Data entries:
-.-.-

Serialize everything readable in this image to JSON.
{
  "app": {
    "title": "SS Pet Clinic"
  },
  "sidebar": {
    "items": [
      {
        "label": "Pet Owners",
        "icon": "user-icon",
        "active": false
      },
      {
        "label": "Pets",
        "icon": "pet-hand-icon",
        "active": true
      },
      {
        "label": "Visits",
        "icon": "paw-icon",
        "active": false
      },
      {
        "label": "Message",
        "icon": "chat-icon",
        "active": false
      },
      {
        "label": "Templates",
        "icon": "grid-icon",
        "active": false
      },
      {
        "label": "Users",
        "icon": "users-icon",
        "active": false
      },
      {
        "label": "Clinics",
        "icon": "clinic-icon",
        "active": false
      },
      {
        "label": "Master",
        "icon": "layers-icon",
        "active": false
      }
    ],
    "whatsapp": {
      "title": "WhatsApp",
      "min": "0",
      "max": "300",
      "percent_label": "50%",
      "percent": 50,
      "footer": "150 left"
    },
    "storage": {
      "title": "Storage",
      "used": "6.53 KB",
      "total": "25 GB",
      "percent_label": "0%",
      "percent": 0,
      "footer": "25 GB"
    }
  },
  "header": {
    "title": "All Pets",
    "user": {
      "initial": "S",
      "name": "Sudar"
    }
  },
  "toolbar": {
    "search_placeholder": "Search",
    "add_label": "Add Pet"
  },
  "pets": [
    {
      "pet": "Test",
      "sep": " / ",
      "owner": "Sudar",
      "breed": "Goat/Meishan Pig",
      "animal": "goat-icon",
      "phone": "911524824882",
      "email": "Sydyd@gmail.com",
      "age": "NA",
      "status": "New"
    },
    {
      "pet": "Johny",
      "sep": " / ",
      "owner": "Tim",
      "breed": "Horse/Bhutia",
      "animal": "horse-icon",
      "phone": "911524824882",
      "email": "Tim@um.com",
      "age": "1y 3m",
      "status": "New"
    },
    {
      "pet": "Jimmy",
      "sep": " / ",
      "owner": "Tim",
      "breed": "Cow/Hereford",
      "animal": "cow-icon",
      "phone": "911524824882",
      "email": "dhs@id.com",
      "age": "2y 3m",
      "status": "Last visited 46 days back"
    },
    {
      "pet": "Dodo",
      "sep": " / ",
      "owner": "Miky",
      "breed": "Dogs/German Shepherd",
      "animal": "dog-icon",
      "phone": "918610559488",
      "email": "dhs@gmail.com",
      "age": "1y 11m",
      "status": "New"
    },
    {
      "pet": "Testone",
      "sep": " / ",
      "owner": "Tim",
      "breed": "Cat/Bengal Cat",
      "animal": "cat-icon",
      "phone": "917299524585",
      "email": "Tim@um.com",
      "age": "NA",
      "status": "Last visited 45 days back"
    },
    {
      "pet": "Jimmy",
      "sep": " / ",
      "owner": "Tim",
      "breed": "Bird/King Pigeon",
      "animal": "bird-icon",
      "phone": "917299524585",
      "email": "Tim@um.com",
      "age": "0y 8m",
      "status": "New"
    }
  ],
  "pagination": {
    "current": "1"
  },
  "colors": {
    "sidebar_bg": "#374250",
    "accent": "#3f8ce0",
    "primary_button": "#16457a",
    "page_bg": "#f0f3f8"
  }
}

-.-.-

Nothing should be changed: write out all of the data as is.

Serialize everything readable in this image to JSON.
{
  "app": {
    "title": "SS Pet Clinic"
  },
  "sidebar": {
    "items": [
      {
        "label": "Pet Owners",
        "icon": "user-icon",
        "active": false
      },
      {
        "label": "Pets",
        "icon": "pet-hand-icon",
        "active": true
      },
      {
        "label": "Visits",
        "icon": "paw-icon",
        "active": false
      },
      {
        "label": "Message",
        "icon": "chat-icon",
        "active": false
      },
      {
        "label": "Templates",
        "icon": "grid-icon",
        "active": false
      },
      {
        "label": "Users",
        "icon": "users-icon",
        "active": false
      },
      {
        "label": "Clinics",
        "icon": "clinic-icon",
        "active": false
      },
      {
        "label": "Master",
        "icon": "layers-icon",
        "active": false
      }
    ],
    "whatsapp": {
      "title": "WhatsApp",
      "min": "0",
      "max": "300",
      "percent_label": "50%",
      "percent": 50,
      "footer": "150 left"
    },
    "storage": {
      "title": "Storage",
      "used": "6.53 KB",
      "total": "25 GB",
      "percent_label": "0%",
      "percent": 0,
      "footer": "25 GB"
    }
  },
  "header": {
    "title": "All Pets",
    "user": {
      "initial": "S",
      "name": "Sudar"
    }
  },
  "toolbar": {
    "search_placeholder": "Search",
    "add_label": "Add Pet"
  },
  "pets": [
    {
      "pet": "Test",
      "sep": " / ",
      "owner": "Sudar",
      "breed": "Goat/Meishan Pig",
      "animal": "goat-icon",
      "phone": "911524824882",
      "email": "Sydyd@gmail.com",
      "age": "NA",
      "status": "New"
    },
    {
      "pet": "Johny",
      "sep": " / ",
      "owner": "Tim",
      "breed": "Horse/Bhutia",
      "animal": "horse-icon",
      "phone": "911524824882",
      "email": "Tim@um.com",
      "age": "1y 3m",
      "status": "New"
    },
    {
      "pet": "Jimmy",
      "sep": " / ",
      "owner": "Tim",
      "breed": "Cow/Hereford",
      "animal": "cow-icon",
      "phone": "911524824882",
      "email": "dhs@id.com",
      "age": "2y 3m",
      "status": "Last visited 46 days back"
    },
    {
      "pet": "Dodo",
      "sep": " / ",
      "owner": "Miky",
      "breed": "Dogs/German Shepherd",
      "animal": "dog-icon",
      "phone": "918610559488",
      "email": "dhs@gmail.com",
      "age": "1y 11m",
      "status": "New"
    },
    {
      "pet": "Testone",
      "sep": " / ",
      "owner": "Tim",
      "breed": "Cat/Bengal Cat",
      "animal": "cat-icon",
      "phone": "917299524585",
      "email": "Tim@um.com",
      "age": "NA",
      "status": "Last visited 45 days back"
    },
    {
      "pet": "Jimmy",
      "sep": " / ",
      "owner": "Tim",
      "breed": "Bird/King Pigeon",
      "animal": "bird-icon",
      "phone": "917299524585",
      "email": "Tim@um.com",
      "age": "0y 8m",
      "status": "New"
    }
  ],
  "pagination": {
    "current": "1"
  },
  "colors": {
    "sidebar_bg": "#374250",
    "accent": "#3f8ce0",
    "primary_button": "#16457a",
    "page_bg": "#f0f3f8"
  }
}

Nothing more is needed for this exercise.